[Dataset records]
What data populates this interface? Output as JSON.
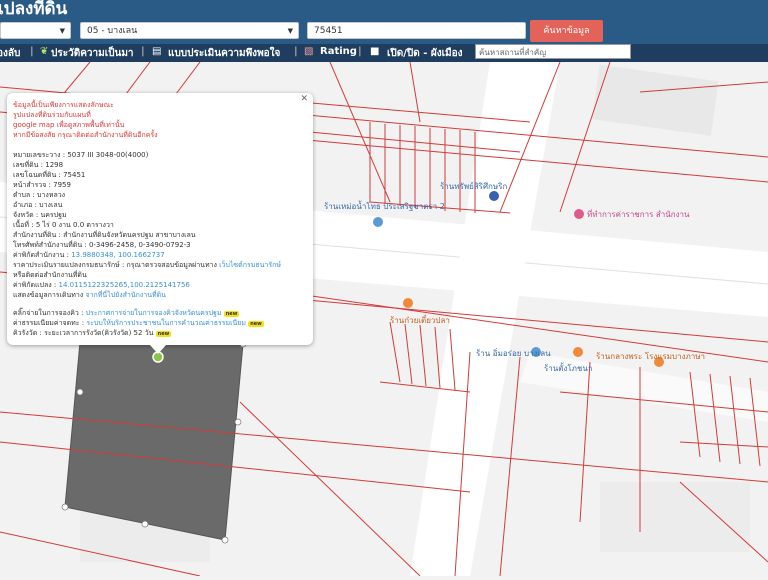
{
  "header": {
    "title": "เปลงที่ดิน"
  },
  "search": {
    "province_value": "",
    "district_value": "05 - บางเลน",
    "parcel_value": "75451",
    "search_button": "ค้นหาข้อมูล"
  },
  "toolbar": {
    "item1": "องลับ",
    "item2": "ประวัติความเป็นมา",
    "item3": "แบบประเมินความพึงพอใจ",
    "item4": "Rating",
    "item5": "เปิด/ปิด - ผังเมือง",
    "place_search_placeholder": "ค้นหาสถานที่สำคัญ"
  },
  "popup": {
    "notice": [
      "ข้อมูลนี้เป็นเพียงการแสดงลักษณะ",
      "รูปแปลงที่ดินร่วมกับแผนที่",
      "google map เพื่อดูสภาพพื้นที่เท่านั้น",
      "หากมีข้อสงสัย กรุณาติดต่อสำนักงานที่ดินอีกครั้ง"
    ],
    "fields": [
      {
        "label": "หมายเลขระวาง",
        "value": "5037 III 3048-00(4000)"
      },
      {
        "label": "เลขที่ดิน",
        "value": "1298"
      },
      {
        "label": "เลขโฉนดที่ดิน",
        "value": "75451"
      },
      {
        "label": "หน้าสำรวจ",
        "value": "7959"
      },
      {
        "label": "ตำบล",
        "value": "บางหลวง"
      },
      {
        "label": "อำเภอ",
        "value": "บางเลน"
      },
      {
        "label": "จังหวัด",
        "value": "นครปฐม"
      },
      {
        "label": "เนื้อที่",
        "value": "5 ไร่ 0 งาน 0.0 ตารางวา"
      },
      {
        "label": "สำนักงานที่ดิน",
        "value": "สำนักงานที่ดินจังหวัดนครปฐม สาขาบางเลน"
      },
      {
        "label": "โทรศัพท์สำนักงานที่ดิน",
        "value": "0-3496-2458, 0-3490-0792-3"
      },
      {
        "label": "ค่าพิกัดสำนักงาน",
        "value": "13.9880348, 100.1662737"
      }
    ],
    "price_label": "ราคาประเมินรายแปลงกรมธนารักษ์",
    "price_text": "กรุณาตรวจสอบข้อมูลผ่านทาง",
    "price_link": "เว็บไซต์กรมธนารักษ์",
    "price_line2": "หรือติดต่อสำนักงานที่ดิน",
    "coord_label": "ค่าพิกัดแปลง",
    "coord_value": "14.0115122325265,100.2125141756",
    "route_label": "แสดงข้อมูลการเดินทาง",
    "route_link": "จากที่นี่ไปยังสำนักงานที่ดิน",
    "queue_label": "คลิ๊กจ่ายในการจองคิว",
    "queue_link": "ประกาศการจ่ายในการจองคิวจังหวัดนครปฐม",
    "estate_label": "ค่าธรรมเนียมค่าจดทะ",
    "estate_link": "ระบบให้บริการประชาชนในการคำนวณค่าธรรมเนียม",
    "wait_label": "คิวรังวัด",
    "wait_text": "ระยะเวลาการรังวัด(คิวรังวัด) 52 วัน",
    "new_badge": "new"
  },
  "map_labels": {
    "shop1": "ร้านเหม่อน้ำโทธ ประเสริฐชาตรา 2",
    "shop2": "ร้านทรัพย์สิริศึกษริก",
    "shop3": "ที่ทำการค่าราชการ สำนักงาน",
    "shop4": "ร้านก๋วยเตี๋ยวปลา",
    "shop5": "ร้าน อิ่มอร่อย บางเลน",
    "shop6": "ร้านตั้งโภชนา",
    "shop7": "ร้านกลางพระ โรงแรมบางภาษา"
  }
}
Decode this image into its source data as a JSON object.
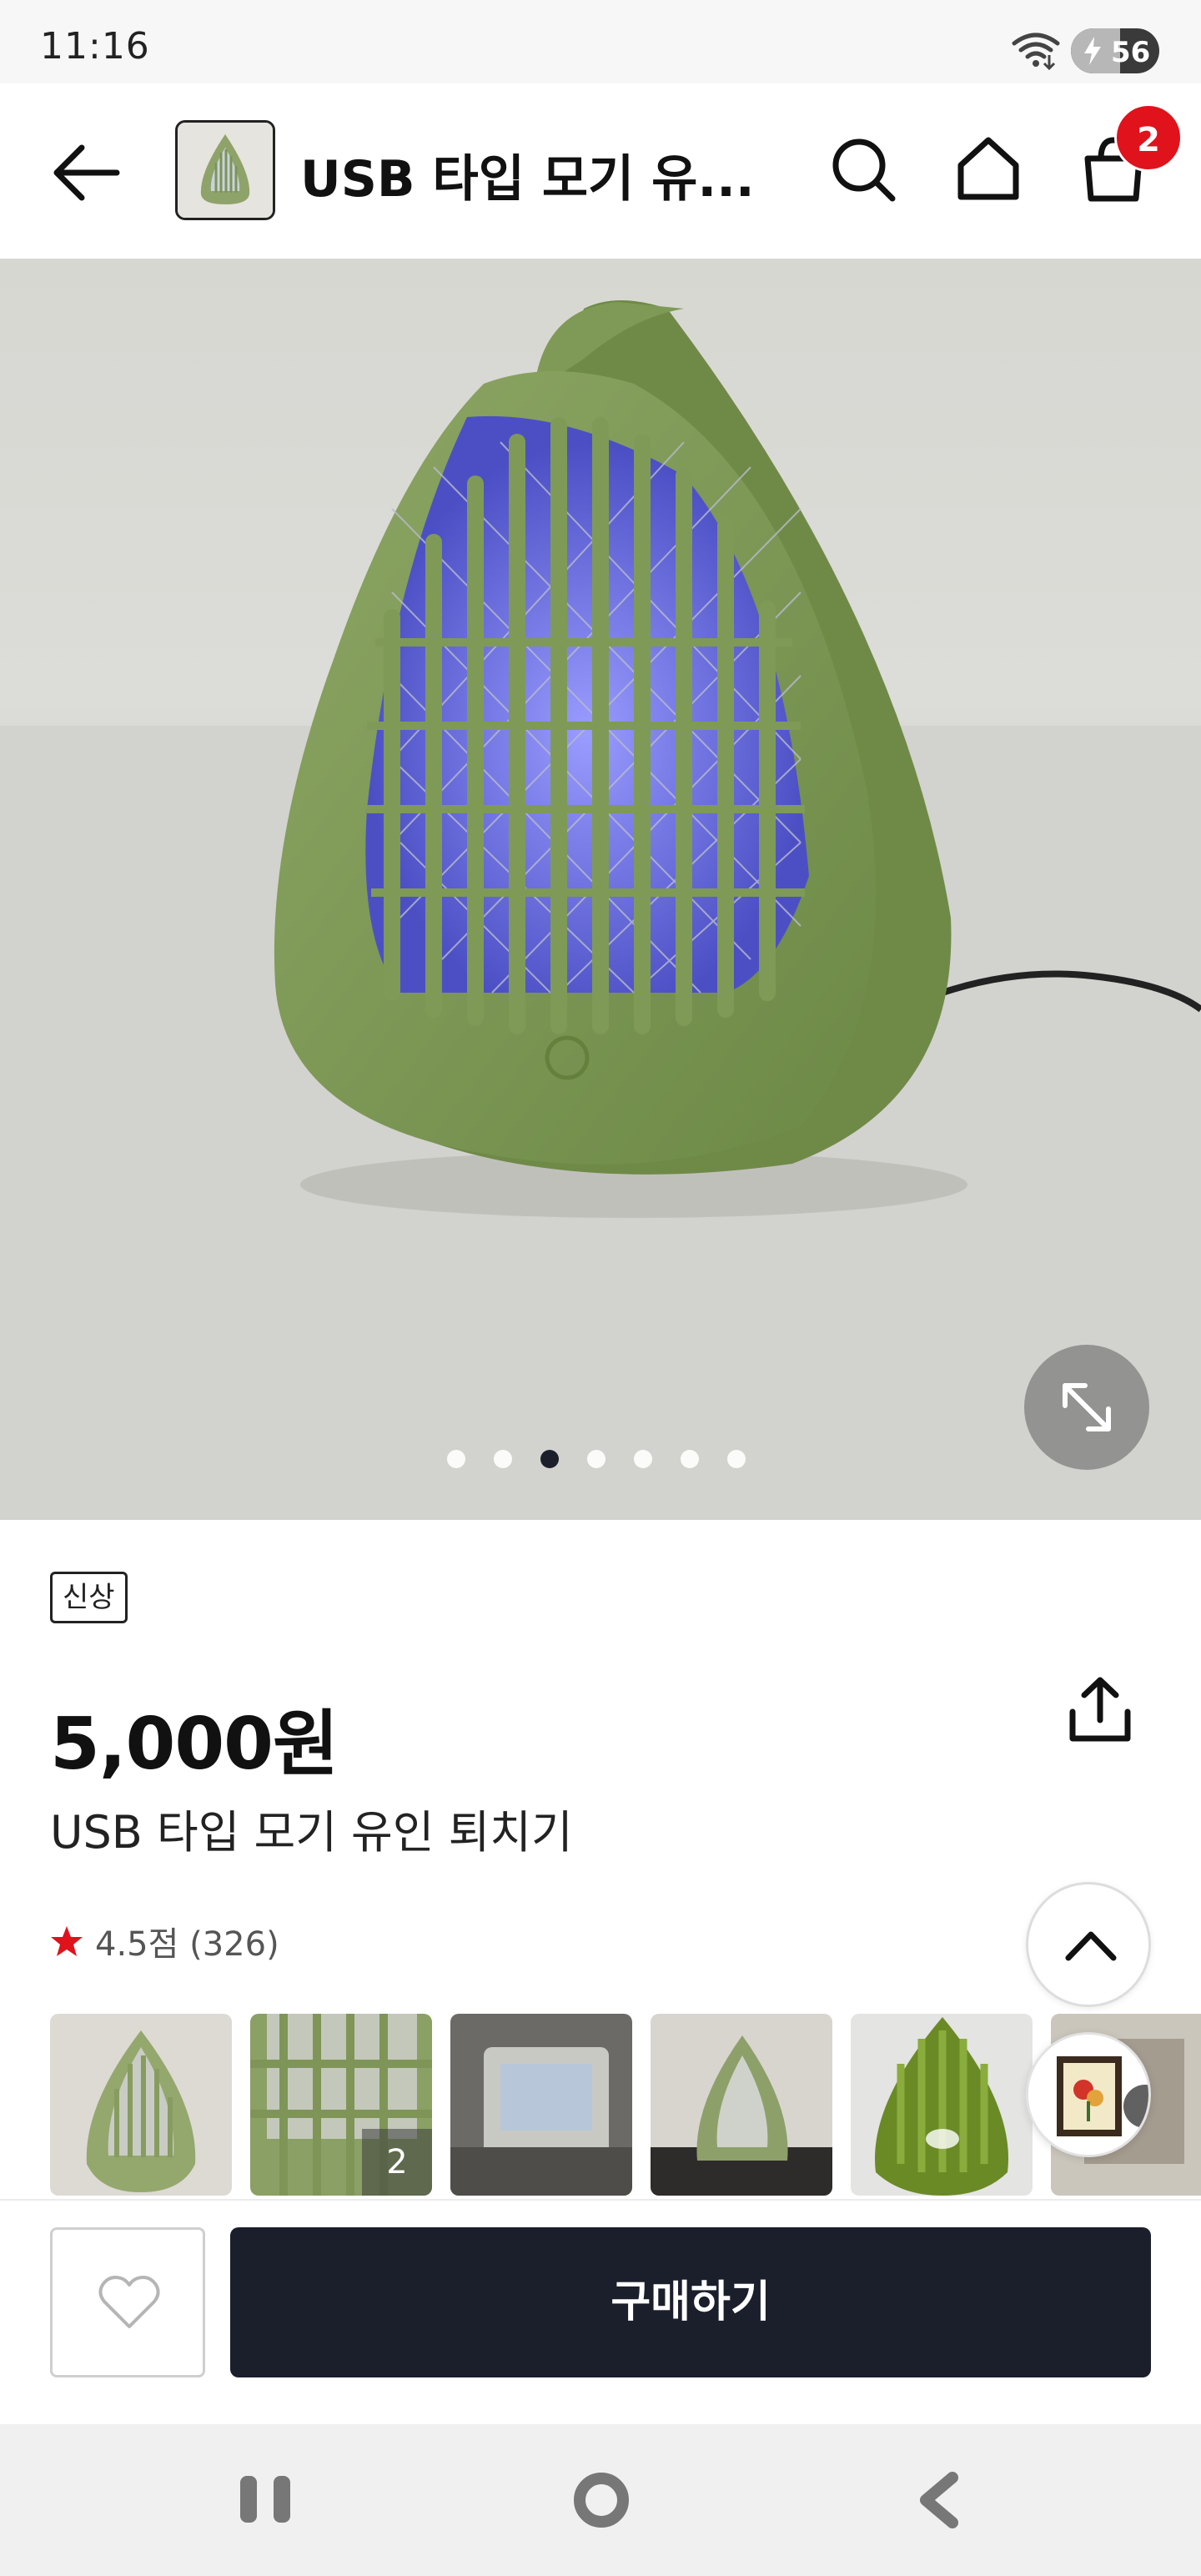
{
  "status_bar": {
    "time": "11:16",
    "battery_level": "56",
    "icons": [
      "wifi-icon",
      "charging-bolt-icon"
    ]
  },
  "header": {
    "title": "USB 타입 모기 유...",
    "cart_count": "2",
    "icons": [
      "back-arrow-icon",
      "search-icon",
      "home-icon",
      "shopping-bag-icon"
    ]
  },
  "gallery": {
    "total_images": 7,
    "active_index": 2,
    "colors": {
      "product": "#7f9a57",
      "light": "#6a6cff"
    }
  },
  "product": {
    "badge": "신상",
    "price": "5,000원",
    "name": "USB 타입 모기 유인 퇴치기",
    "rating_text": "4.5점 (326)",
    "rating_star_color": "#e0121c"
  },
  "review_thumbs": {
    "count_label": "2"
  },
  "purchase": {
    "buy_label": "구매하기",
    "button_color": "#1b1f2b"
  }
}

■ REQUEST ■
Copy the listing word for word, excluding its pictures.

■ EXERCISE OUTPUT ■
What data populates this interface? Output as JSON.
{
  "header": {
    "title": "เปลงที่ดิน"
  },
  "search": {
    "province_value": "",
    "district_value": "05 - บางเลน",
    "parcel_value": "75451",
    "search_button": "ค้นหาข้อมูล"
  },
  "toolbar": {
    "item1": "องลับ",
    "item2": "ประวัติความเป็นมา",
    "item3": "แบบประเมินความพึงพอใจ",
    "item4": "Rating",
    "item5": "เปิด/ปิด - ผังเมือง",
    "place_search_placeholder": "ค้นหาสถานที่สำคัญ"
  },
  "popup": {
    "notice": [
      "ข้อมูลนี้เป็นเพียงการแสดงลักษณะ",
      "รูปแปลงที่ดินร่วมกับแผนที่",
      "google map เพื่อดูสภาพพื้นที่เท่านั้น",
      "หากมีข้อสงสัย กรุณาติดต่อสำนักงานที่ดินอีกครั้ง"
    ],
    "fields": [
      {
        "label": "หมายเลขระวาง",
        "value": "5037 III 3048-00(4000)"
      },
      {
        "label": "เลขที่ดิน",
        "value": "1298"
      },
      {
        "label": "เลขโฉนดที่ดิน",
        "value": "75451"
      },
      {
        "label": "หน้าสำรวจ",
        "value": "7959"
      },
      {
        "label": "ตำบล",
        "value": "บางหลวง"
      },
      {
        "label": "อำเภอ",
        "value": "บางเลน"
      },
      {
        "label": "จังหวัด",
        "value": "นครปฐม"
      },
      {
        "label": "เนื้อที่",
        "value": "5 ไร่ 0 งาน 0.0 ตารางวา"
      },
      {
        "label": "สำนักงานที่ดิน",
        "value": "สำนักงานที่ดินจังหวัดนครปฐม สาขาบางเลน"
      },
      {
        "label": "โทรศัพท์สำนักงานที่ดิน",
        "value": "0-3496-2458, 0-3490-0792-3"
      },
      {
        "label": "ค่าพิกัดสำนักงาน",
        "value": "13.9880348, 100.1662737"
      }
    ],
    "price_label": "ราคาประเมินรายแปลงกรมธนารักษ์",
    "price_text": "กรุณาตรวจสอบข้อมูลผ่านทาง",
    "price_link": "เว็บไซต์กรมธนารักษ์",
    "price_line2": "หรือติดต่อสำนักงานที่ดิน",
    "coord_label": "ค่าพิกัดแปลง",
    "coord_value": "14.0115122325265,100.2125141756",
    "route_label": "แสดงข้อมูลการเดินทาง",
    "route_link": "จากที่นี่ไปยังสำนักงานที่ดิน",
    "queue_label": "คลิ๊กจ่ายในการจองคิว",
    "queue_link": "ประกาศการจ่ายในการจองคิวจังหวัดนครปฐม",
    "estate_label": "ค่าธรรมเนียมค่าจดทะ",
    "estate_link": "ระบบให้บริการประชาชนในการคำนวณค่าธรรมเนียม",
    "wait_label": "คิวรังวัด",
    "wait_text": "ระยะเวลาการรังวัด(คิวรังวัด) 52 วัน",
    "new_badge": "new"
  },
  "map_labels": {
    "shop1": "ร้านเหม่อน้ำโทธ ประเสริฐชาตรา 2",
    "shop2": "ร้านทรัพย์สิริศึกษริก",
    "shop3": "ที่ทำการค่าราชการ สำนักงาน",
    "shop4": "ร้านก๋วยเตี๋ยวปลา",
    "shop5": "ร้าน อิ่มอร่อย บางเลน",
    "shop6": "ร้านตั้งโภชนา",
    "shop7": "ร้านกลางพระ โรงแรมบางภาษา"
  }
}
Decode this image into its source data as a JSON object.
{
  "status_bar": {
    "time": "11:16",
    "battery_level": "56",
    "icons": [
      "wifi-icon",
      "charging-bolt-icon"
    ]
  },
  "header": {
    "title": "USB 타입 모기 유...",
    "cart_count": "2",
    "icons": [
      "back-arrow-icon",
      "search-icon",
      "home-icon",
      "shopping-bag-icon"
    ]
  },
  "gallery": {
    "total_images": 7,
    "active_index": 2,
    "colors": {
      "product": "#7f9a57",
      "light": "#6a6cff"
    }
  },
  "product": {
    "badge": "신상",
    "price": "5,000원",
    "name": "USB 타입 모기 유인 퇴치기",
    "rating_text": "4.5점 (326)",
    "rating_star_color": "#e0121c"
  },
  "review_thumbs": {
    "count_label": "2"
  },
  "purchase": {
    "buy_label": "구매하기",
    "button_color": "#1b1f2b"
  }
}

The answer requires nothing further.